* **INSTRUCTIONS FOR THE TASK**
What follows are records. Restate all of them word for word.

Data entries
▽
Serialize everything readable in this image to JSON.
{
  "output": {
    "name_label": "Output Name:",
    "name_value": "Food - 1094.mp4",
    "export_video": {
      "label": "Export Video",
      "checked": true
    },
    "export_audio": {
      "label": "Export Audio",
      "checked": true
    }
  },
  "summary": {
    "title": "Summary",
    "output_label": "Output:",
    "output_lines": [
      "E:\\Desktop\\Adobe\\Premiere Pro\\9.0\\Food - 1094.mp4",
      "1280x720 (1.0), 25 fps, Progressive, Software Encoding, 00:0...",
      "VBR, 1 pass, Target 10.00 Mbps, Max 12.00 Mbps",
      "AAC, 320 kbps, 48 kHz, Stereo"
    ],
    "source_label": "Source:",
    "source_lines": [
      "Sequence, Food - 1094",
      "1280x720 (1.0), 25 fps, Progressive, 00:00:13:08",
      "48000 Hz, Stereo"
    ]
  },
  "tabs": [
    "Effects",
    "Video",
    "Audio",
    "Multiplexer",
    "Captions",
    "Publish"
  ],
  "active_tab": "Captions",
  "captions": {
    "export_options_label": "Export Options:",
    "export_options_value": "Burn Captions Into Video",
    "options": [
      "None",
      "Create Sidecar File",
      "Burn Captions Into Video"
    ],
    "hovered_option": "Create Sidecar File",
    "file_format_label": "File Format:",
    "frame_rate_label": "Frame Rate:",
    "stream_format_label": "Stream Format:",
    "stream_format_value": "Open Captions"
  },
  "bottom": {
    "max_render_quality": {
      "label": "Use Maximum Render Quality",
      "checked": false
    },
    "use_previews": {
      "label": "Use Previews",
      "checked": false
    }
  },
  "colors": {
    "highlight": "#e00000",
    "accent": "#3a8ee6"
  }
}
△
* **RESULT BELOW**
Serialize everything readable in this image to JSON.
{
  "output": {
    "name_label": "Output Name:",
    "name_value": "Food - 1094.mp4",
    "export_video": {
      "label": "Export Video",
      "checked": true
    },
    "export_audio": {
      "label": "Export Audio",
      "checked": true
    }
  },
  "summary": {
    "title": "Summary",
    "output_label": "Output:",
    "output_lines": [
      "E:\\Desktop\\Adobe\\Premiere Pro\\9.0\\Food - 1094.mp4",
      "1280x720 (1.0), 25 fps, Progressive, Software Encoding, 00:0...",
      "VBR, 1 pass, Target 10.00 Mbps, Max 12.00 Mbps",
      "AAC, 320 kbps, 48 kHz, Stereo"
    ],
    "source_label": "Source:",
    "source_lines": [
      "Sequence, Food - 1094",
      "1280x720 (1.0), 25 fps, Progressive, 00:00:13:08",
      "48000 Hz, Stereo"
    ]
  },
  "tabs": [
    "Effects",
    "Video",
    "Audio",
    "Multiplexer",
    "Captions",
    "Publish"
  ],
  "active_tab": "Captions",
  "captions": {
    "export_options_label": "Export Options:",
    "export_options_value": "Burn Captions Into Video",
    "options": [
      "None",
      "Create Sidecar File",
      "Burn Captions Into Video"
    ],
    "hovered_option": "Create Sidecar File",
    "file_format_label": "File Format:",
    "frame_rate_label": "Frame Rate:",
    "stream_format_label": "Stream Format:",
    "stream_format_value": "Open Captions"
  },
  "bottom": {
    "max_render_quality": {
      "label": "Use Maximum Render Quality",
      "checked": false
    },
    "use_previews": {
      "label": "Use Previews",
      "checked": false
    }
  },
  "colors": {
    "highlight": "#e00000",
    "accent": "#3a8ee6"
  }
}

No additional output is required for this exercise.